What you need to do - Change "positions" to "coordinates" in the stretch from the start of the lines through the line containing "- Point: [246, 620, 269, 634]", and give that stretch again with nothing else altered.

Data in this exercise -
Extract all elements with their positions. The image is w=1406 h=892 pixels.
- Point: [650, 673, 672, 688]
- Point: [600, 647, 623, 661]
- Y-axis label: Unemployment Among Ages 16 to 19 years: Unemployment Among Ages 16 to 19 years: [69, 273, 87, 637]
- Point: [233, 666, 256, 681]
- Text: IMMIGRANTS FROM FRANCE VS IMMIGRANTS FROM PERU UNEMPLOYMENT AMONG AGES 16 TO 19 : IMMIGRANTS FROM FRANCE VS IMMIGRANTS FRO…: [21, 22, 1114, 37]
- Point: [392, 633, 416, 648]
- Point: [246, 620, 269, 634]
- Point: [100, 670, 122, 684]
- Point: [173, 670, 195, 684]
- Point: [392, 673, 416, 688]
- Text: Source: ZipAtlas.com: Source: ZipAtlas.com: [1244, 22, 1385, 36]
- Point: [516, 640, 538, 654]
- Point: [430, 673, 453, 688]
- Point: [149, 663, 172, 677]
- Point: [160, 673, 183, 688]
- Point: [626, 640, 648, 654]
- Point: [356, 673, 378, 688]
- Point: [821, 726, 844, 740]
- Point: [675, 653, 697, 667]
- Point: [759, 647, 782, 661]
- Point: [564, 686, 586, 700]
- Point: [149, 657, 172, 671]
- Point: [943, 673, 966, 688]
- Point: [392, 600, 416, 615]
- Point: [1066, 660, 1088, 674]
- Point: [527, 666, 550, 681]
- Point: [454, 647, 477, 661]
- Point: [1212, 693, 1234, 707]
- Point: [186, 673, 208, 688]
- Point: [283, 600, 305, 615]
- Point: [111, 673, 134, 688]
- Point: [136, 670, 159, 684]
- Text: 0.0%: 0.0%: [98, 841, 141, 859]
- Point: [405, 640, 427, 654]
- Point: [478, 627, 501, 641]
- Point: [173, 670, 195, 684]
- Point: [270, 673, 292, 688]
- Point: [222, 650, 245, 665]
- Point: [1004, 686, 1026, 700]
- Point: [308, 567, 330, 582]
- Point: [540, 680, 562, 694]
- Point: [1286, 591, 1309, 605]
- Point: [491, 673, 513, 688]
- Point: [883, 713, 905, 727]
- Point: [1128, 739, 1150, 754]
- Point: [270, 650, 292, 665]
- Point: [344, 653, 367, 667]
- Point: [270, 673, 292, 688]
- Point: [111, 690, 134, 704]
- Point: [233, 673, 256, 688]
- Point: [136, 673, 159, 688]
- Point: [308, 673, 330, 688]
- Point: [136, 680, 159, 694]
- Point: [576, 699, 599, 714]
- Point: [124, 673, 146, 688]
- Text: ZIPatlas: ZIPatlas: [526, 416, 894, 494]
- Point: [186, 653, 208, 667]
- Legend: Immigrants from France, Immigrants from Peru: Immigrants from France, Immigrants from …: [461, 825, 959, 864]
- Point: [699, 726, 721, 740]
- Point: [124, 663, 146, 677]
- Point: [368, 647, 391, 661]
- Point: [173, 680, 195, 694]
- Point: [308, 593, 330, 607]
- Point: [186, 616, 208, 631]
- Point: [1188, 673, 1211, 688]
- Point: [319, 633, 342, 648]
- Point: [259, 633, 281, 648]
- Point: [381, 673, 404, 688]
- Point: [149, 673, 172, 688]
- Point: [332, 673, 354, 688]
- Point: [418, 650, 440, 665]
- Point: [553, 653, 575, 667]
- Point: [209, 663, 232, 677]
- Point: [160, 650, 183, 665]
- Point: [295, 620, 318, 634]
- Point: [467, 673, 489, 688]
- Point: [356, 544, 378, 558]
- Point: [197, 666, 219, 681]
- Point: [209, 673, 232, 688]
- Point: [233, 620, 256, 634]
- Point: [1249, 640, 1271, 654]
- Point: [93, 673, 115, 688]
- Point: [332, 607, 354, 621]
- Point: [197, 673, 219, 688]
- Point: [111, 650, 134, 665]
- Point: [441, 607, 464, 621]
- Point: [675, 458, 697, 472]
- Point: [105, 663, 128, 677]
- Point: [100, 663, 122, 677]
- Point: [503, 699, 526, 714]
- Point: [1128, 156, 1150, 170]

Output below -
Extract all elements with their coordinates. The image is w=1406 h=892 pixels.
- Point: [650, 673, 672, 688]
- Point: [600, 647, 623, 661]
- Y-axis label: Unemployment Among Ages 16 to 19 years: Unemployment Among Ages 16 to 19 years: [69, 273, 87, 637]
- Point: [233, 666, 256, 681]
- Text: IMMIGRANTS FROM FRANCE VS IMMIGRANTS FROM PERU UNEMPLOYMENT AMONG AGES 16 TO 19 : IMMIGRANTS FROM FRANCE VS IMMIGRANTS FRO…: [21, 22, 1114, 37]
- Point: [392, 633, 416, 648]
- Point: [246, 620, 269, 634]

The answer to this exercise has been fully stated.